Exercise aim → Reproduce the rows below word for word, starting at the first row and ending at the row that contains "name-box[interactable]: F5 (0, 114, 78, 135)", including both of those rows.

>> begin

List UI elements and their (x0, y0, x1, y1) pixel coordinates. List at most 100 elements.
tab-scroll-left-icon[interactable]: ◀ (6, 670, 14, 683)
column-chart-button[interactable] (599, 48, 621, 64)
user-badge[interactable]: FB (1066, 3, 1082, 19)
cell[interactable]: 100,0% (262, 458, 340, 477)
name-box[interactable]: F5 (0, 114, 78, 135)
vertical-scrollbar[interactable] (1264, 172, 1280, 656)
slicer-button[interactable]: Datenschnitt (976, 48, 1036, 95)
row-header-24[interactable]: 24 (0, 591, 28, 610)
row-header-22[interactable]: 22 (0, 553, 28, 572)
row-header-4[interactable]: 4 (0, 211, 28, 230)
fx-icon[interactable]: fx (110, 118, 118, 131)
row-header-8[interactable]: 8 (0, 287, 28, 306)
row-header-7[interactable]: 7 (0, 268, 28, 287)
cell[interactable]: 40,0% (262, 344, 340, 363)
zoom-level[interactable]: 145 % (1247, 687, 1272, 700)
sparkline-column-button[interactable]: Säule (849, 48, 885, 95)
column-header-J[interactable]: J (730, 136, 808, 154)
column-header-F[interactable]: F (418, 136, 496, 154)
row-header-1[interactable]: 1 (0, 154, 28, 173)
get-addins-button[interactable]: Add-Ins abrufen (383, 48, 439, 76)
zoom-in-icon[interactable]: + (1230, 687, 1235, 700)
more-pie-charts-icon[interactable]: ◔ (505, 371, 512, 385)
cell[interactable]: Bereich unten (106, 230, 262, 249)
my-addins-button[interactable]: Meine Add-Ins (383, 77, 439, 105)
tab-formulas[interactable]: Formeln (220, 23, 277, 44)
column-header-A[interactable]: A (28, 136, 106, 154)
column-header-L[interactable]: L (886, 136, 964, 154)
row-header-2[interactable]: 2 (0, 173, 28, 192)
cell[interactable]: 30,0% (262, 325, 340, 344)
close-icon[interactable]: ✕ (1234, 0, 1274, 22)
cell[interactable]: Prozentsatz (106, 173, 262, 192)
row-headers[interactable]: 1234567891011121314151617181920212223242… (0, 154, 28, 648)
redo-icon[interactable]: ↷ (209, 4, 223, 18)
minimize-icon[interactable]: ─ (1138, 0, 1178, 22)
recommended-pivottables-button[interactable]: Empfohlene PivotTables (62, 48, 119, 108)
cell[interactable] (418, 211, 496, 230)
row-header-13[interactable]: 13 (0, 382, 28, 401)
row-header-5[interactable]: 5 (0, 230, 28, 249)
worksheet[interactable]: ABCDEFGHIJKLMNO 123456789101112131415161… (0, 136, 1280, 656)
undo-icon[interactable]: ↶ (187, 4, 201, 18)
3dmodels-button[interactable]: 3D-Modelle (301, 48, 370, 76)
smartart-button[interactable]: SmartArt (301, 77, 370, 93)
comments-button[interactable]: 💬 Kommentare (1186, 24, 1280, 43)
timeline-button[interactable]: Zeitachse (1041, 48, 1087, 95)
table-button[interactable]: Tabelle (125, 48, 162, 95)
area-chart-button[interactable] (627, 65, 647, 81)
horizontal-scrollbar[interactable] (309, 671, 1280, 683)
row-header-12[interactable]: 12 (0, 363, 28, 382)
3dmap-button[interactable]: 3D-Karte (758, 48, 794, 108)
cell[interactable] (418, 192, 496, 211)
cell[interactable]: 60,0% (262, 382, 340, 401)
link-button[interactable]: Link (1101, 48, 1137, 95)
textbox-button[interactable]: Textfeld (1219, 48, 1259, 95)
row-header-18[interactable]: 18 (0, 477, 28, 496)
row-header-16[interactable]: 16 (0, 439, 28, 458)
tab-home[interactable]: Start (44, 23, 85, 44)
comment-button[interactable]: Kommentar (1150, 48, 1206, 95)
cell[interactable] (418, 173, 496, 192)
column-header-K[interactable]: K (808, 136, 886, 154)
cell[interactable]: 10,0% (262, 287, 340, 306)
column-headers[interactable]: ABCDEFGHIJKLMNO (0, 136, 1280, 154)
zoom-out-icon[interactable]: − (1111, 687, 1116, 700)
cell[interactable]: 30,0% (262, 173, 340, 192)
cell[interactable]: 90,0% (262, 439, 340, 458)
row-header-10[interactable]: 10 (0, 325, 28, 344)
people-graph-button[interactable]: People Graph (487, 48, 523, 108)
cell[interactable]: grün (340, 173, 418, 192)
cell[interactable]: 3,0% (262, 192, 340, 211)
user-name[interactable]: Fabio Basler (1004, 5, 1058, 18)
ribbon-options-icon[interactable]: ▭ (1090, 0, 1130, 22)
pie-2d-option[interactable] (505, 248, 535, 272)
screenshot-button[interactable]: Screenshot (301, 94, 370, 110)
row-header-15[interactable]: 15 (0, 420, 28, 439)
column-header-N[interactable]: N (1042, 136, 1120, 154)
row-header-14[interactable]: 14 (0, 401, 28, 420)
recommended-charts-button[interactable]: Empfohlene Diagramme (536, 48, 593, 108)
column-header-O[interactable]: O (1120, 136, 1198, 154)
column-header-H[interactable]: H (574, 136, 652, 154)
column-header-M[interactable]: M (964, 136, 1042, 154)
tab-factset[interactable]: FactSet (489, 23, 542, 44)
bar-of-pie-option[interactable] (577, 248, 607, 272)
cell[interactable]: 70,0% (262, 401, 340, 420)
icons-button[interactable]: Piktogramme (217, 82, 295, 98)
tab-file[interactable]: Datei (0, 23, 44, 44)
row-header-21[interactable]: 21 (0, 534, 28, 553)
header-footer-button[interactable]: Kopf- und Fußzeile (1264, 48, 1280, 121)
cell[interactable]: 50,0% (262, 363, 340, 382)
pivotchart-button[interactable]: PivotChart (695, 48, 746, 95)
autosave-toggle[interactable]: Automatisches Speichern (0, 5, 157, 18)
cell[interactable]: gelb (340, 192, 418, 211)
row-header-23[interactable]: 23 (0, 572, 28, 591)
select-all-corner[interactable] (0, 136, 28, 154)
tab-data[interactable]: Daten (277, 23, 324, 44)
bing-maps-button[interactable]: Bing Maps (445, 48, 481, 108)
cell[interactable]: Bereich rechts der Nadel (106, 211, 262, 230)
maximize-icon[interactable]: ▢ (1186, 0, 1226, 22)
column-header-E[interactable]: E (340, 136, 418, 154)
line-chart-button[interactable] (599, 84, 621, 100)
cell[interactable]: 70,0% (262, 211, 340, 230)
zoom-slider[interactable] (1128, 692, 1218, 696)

>> end

Output for this task →
List UI elements and their (x0, y0, x1, y1) pixel coordinates. List at most 100 elements.
tab-scroll-left-icon[interactable]: ◀ (6, 670, 14, 683)
column-chart-button[interactable] (599, 48, 621, 64)
user-badge[interactable]: FB (1066, 3, 1082, 19)
cell[interactable]: 100,0% (262, 458, 340, 477)
name-box[interactable]: F5 (0, 114, 78, 135)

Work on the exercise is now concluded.